Goal:
Reproduce the complete listing without any deviation.

>> Start

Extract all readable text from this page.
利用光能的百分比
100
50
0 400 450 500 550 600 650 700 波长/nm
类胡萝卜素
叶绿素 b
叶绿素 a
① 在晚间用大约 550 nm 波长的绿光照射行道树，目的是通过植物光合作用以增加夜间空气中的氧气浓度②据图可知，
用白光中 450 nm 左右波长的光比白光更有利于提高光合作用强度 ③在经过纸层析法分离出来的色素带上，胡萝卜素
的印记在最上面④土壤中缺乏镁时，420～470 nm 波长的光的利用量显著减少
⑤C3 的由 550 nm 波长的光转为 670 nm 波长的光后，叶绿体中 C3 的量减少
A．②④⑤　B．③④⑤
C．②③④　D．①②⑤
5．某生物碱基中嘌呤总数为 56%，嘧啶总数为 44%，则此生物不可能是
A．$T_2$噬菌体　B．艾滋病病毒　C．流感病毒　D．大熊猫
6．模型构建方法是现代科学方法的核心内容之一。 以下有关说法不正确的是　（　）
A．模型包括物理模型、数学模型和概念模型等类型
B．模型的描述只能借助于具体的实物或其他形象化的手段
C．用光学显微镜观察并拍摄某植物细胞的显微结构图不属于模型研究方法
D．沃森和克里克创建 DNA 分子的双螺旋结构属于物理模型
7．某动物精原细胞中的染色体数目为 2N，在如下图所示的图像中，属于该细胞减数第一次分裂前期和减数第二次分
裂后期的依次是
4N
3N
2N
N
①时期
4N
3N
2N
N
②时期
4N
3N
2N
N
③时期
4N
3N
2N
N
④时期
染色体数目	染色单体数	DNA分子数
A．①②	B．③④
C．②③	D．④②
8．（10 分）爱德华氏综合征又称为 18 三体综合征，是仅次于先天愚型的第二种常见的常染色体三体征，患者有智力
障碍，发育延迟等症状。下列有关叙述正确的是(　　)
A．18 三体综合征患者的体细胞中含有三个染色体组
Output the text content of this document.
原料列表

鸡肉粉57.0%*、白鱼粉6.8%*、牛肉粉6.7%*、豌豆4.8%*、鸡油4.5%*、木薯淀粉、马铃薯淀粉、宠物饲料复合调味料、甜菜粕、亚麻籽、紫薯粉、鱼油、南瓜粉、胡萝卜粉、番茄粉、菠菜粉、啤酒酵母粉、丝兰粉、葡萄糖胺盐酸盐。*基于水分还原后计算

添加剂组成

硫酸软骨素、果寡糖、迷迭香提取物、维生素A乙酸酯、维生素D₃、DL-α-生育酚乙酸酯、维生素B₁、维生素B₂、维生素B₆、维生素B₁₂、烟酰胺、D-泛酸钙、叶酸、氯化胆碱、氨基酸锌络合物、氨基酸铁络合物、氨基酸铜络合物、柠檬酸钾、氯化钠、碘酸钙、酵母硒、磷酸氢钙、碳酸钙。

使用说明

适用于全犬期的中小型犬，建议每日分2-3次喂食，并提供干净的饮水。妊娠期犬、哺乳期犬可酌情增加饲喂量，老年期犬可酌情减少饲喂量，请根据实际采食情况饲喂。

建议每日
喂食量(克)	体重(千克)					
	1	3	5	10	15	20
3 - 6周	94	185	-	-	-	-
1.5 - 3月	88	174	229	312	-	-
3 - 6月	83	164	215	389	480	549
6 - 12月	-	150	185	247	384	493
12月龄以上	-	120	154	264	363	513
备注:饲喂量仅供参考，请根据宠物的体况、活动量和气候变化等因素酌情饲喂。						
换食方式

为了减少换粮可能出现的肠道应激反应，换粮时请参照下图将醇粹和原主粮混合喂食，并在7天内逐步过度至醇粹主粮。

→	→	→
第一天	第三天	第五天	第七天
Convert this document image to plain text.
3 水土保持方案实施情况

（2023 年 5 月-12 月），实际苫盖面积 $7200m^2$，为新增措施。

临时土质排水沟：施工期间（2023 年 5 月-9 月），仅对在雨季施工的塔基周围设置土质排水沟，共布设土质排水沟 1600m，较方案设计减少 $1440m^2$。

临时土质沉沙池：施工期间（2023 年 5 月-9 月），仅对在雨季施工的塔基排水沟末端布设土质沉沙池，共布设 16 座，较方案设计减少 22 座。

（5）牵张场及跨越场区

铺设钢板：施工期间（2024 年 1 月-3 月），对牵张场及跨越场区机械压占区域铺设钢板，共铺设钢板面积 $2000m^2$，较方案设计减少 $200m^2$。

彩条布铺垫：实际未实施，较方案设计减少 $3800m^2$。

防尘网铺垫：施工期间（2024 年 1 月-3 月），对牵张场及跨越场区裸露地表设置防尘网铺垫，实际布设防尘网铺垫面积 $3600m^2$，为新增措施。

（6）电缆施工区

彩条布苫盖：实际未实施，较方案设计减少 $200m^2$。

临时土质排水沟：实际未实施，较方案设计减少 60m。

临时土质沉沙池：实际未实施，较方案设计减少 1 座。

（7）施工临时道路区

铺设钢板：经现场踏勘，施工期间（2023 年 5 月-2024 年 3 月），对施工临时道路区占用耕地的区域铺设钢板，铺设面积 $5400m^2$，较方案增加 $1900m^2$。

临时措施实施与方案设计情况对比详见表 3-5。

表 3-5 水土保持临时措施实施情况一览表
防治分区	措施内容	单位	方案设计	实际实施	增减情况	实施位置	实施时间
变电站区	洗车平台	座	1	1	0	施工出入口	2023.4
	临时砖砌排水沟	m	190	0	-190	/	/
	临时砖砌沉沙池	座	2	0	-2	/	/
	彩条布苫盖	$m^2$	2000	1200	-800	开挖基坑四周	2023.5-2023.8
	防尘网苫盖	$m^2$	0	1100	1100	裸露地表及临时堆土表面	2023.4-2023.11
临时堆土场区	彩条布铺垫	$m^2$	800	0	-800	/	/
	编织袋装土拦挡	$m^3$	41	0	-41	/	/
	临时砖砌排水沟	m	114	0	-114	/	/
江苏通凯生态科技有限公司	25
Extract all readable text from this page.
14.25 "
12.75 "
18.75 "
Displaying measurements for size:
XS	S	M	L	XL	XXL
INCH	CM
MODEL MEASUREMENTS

>> End

The answer:
Extract all readable text from this page.
利用光能的百分比
100
50
0 400 450 500 550 600 650 700 波长/nm
类胡萝卜素
叶绿素 b
叶绿素 a
① 在晚间用大约 550 nm 波长的绿光照射行道树，目的是通过植物光合作用以增加夜间空气中的氧气浓度②据图可知，
用白光中 450 nm 左右波长的光比白光更有利于提高光合作用强度 ③在经过纸层析法分离出来的色素带上，胡萝卜素
的印记在最上面④土壤中缺乏镁时，420～470 nm 波长的光的利用量显著减少
⑤C3 的由 550 nm 波长的光转为 670 nm 波长的光后，叶绿体中 C3 的量减少
A．②④⑤　B．③④⑤
C．②③④　D．①②⑤
5．某生物碱基中嘌呤总数为 56%，嘧啶总数为 44%，则此生物不可能是
A．$T_2$噬菌体　B．艾滋病病毒　C．流感病毒　D．大熊猫
6．模型构建方法是现代科学方法的核心内容之一。 以下有关说法不正确的是　（　）
A．模型包括物理模型、数学模型和概念模型等类型
B．模型的描述只能借助于具体的实物或其他形象化的手段
C．用光学显微镜观察并拍摄某植物细胞的显微结构图不属于模型研究方法
D．沃森和克里克创建 DNA 分子的双螺旋结构属于物理模型
7．某动物精原细胞中的染色体数目为 2N，在如下图所示的图像中，属于该细胞减数第一次分裂前期和减数第二次分
裂后期的依次是
4N
3N
2N
N
①时期
4N
3N
2N
N
②时期
4N
3N
2N
N
③时期
4N
3N
2N
N
④时期
染色体数目	染色单体数	DNA分子数
A．①②	B．③④
C．②③	D．④②
8．（10 分）爱德华氏综合征又称为 18 三体综合征，是仅次于先天愚型的第二种常见的常染色体三体征，患者有智力
障碍，发育延迟等症状。下列有关叙述正确的是(　　)
A．18 三体综合征患者的体细胞中含有三个染色体组
Output the text content of this document.
原料列表

鸡肉粉57.0%*、白鱼粉6.8%*、牛肉粉6.7%*、豌豆4.8%*、鸡油4.5%*、木薯淀粉、马铃薯淀粉、宠物饲料复合调味料、甜菜粕、亚麻籽、紫薯粉、鱼油、南瓜粉、胡萝卜粉、番茄粉、菠菜粉、啤酒酵母粉、丝兰粉、葡萄糖胺盐酸盐。*基于水分还原后计算

添加剂组成

硫酸软骨素、果寡糖、迷迭香提取物、维生素A乙酸酯、维生素D₃、DL-α-生育酚乙酸酯、维生素B₁、维生素B₂、维生素B₆、维生素B₁₂、烟酰胺、D-泛酸钙、叶酸、氯化胆碱、氨基酸锌络合物、氨基酸铁络合物、氨基酸铜络合物、柠檬酸钾、氯化钠、碘酸钙、酵母硒、磷酸氢钙、碳酸钙。

使用说明

适用于全犬期的中小型犬，建议每日分2-3次喂食，并提供干净的饮水。妊娠期犬、哺乳期犬可酌情增加饲喂量，老年期犬可酌情减少饲喂量，请根据实际采食情况饲喂。

建议每日
喂食量(克)	体重(千克)					
	1	3	5	10	15	20
3 - 6周	94	185	-	-	-	-
1.5 - 3月	88	174	229	312	-	-
3 - 6月	83	164	215	389	480	549
6 - 12月	-	150	185	247	384	493
12月龄以上	-	120	154	264	363	513
备注:饲喂量仅供参考，请根据宠物的体况、活动量和气候变化等因素酌情饲喂。						
换食方式

为了减少换粮可能出现的肠道应激反应，换粮时请参照下图将醇粹和原主粮混合喂食，并在7天内逐步过度至醇粹主粮。

→	→	→
第一天	第三天	第五天	第七天
Convert this document image to plain text.
3 水土保持方案实施情况

（2023 年 5 月-12 月），实际苫盖面积 $7200m^2$，为新增措施。

临时土质排水沟：施工期间（2023 年 5 月-9 月），仅对在雨季施工的塔基周围设置土质排水沟，共布设土质排水沟 1600m，较方案设计减少 $1440m^2$。

临时土质沉沙池：施工期间（2023 年 5 月-9 月），仅对在雨季施工的塔基排水沟末端布设土质沉沙池，共布设 16 座，较方案设计减少 22 座。

（5）牵张场及跨越场区

铺设钢板：施工期间（2024 年 1 月-3 月），对牵张场及跨越场区机械压占区域铺设钢板，共铺设钢板面积 $2000m^2$，较方案设计减少 $200m^2$。

彩条布铺垫：实际未实施，较方案设计减少 $3800m^2$。

防尘网铺垫：施工期间（2024 年 1 月-3 月），对牵张场及跨越场区裸露地表设置防尘网铺垫，实际布设防尘网铺垫面积 $3600m^2$，为新增措施。

（6）电缆施工区

彩条布苫盖：实际未实施，较方案设计减少 $200m^2$。

临时土质排水沟：实际未实施，较方案设计减少 60m。

临时土质沉沙池：实际未实施，较方案设计减少 1 座。

（7）施工临时道路区

铺设钢板：经现场踏勘，施工期间（2023 年 5 月-2024 年 3 月），对施工临时道路区占用耕地的区域铺设钢板，铺设面积 $5400m^2$，较方案增加 $1900m^2$。

临时措施实施与方案设计情况对比详见表 3-5。

表 3-5 水土保持临时措施实施情况一览表
防治分区	措施内容	单位	方案设计	实际实施	增减情况	实施位置	实施时间
变电站区	洗车平台	座	1	1	0	施工出入口	2023.4
	临时砖砌排水沟	m	190	0	-190	/	/
	临时砖砌沉沙池	座	2	0	-2	/	/
	彩条布苫盖	$m^2$	2000	1200	-800	开挖基坑四周	2023.5-2023.8
	防尘网苫盖	$m^2$	0	1100	1100	裸露地表及临时堆土表面	2023.4-2023.11
临时堆土场区	彩条布铺垫	$m^2$	800	0	-800	/	/
	编织袋装土拦挡	$m^3$	41	0	-41	/	/
	临时砖砌排水沟	m	114	0	-114	/	/
江苏通凯生态科技有限公司	25
Extract all readable text from this page.
14.25 "
12.75 "
18.75 "
Displaying measurements for size:
XS	S	M	L	XL	XXL
INCH	CM
MODEL MEASUREMENTS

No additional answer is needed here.